[Records that describe figures]
▼

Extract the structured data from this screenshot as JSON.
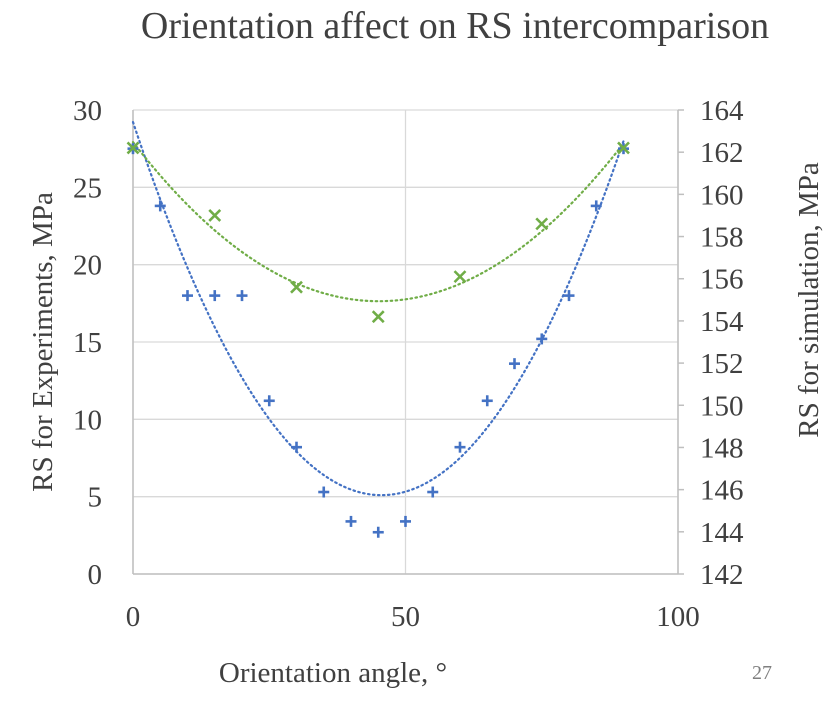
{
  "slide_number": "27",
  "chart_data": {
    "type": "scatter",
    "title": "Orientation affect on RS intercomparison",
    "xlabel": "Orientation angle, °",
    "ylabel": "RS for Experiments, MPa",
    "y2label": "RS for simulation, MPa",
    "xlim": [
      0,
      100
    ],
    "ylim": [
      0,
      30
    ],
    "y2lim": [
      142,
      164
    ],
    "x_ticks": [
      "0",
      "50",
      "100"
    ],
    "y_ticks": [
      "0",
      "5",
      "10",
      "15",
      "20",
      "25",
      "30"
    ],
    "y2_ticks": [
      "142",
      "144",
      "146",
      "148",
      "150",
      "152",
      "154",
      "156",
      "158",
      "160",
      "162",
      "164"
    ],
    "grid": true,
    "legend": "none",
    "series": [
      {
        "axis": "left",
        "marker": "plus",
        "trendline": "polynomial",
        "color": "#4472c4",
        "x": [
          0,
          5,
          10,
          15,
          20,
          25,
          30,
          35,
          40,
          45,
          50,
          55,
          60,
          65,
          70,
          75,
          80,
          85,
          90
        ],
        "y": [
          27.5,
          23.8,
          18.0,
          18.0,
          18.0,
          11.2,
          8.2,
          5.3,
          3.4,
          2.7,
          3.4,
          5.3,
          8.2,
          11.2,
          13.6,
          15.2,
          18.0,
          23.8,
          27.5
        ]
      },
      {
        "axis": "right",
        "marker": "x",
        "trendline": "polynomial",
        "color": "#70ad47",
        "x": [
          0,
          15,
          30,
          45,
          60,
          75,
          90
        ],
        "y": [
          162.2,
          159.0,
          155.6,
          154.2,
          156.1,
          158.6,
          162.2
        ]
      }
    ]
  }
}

▲

*Exercise*
Go through the data above and transcribe it in full, omitting any image.

*Task solution*
Extract the structured data from this screenshot as JSON.
{
  "slide_number": "27",
  "chart_data": {
    "type": "scatter",
    "title": "Orientation affect on RS intercomparison",
    "xlabel": "Orientation angle, °",
    "ylabel": "RS for Experiments, MPa",
    "y2label": "RS for simulation, MPa",
    "xlim": [
      0,
      100
    ],
    "ylim": [
      0,
      30
    ],
    "y2lim": [
      142,
      164
    ],
    "x_ticks": [
      "0",
      "50",
      "100"
    ],
    "y_ticks": [
      "0",
      "5",
      "10",
      "15",
      "20",
      "25",
      "30"
    ],
    "y2_ticks": [
      "142",
      "144",
      "146",
      "148",
      "150",
      "152",
      "154",
      "156",
      "158",
      "160",
      "162",
      "164"
    ],
    "grid": true,
    "legend": "none",
    "series": [
      {
        "axis": "left",
        "marker": "plus",
        "trendline": "polynomial",
        "color": "#4472c4",
        "x": [
          0,
          5,
          10,
          15,
          20,
          25,
          30,
          35,
          40,
          45,
          50,
          55,
          60,
          65,
          70,
          75,
          80,
          85,
          90
        ],
        "y": [
          27.5,
          23.8,
          18.0,
          18.0,
          18.0,
          11.2,
          8.2,
          5.3,
          3.4,
          2.7,
          3.4,
          5.3,
          8.2,
          11.2,
          13.6,
          15.2,
          18.0,
          23.8,
          27.5
        ]
      },
      {
        "axis": "right",
        "marker": "x",
        "trendline": "polynomial",
        "color": "#70ad47",
        "x": [
          0,
          15,
          30,
          45,
          60,
          75,
          90
        ],
        "y": [
          162.2,
          159.0,
          155.6,
          154.2,
          156.1,
          158.6,
          162.2
        ]
      }
    ]
  }
}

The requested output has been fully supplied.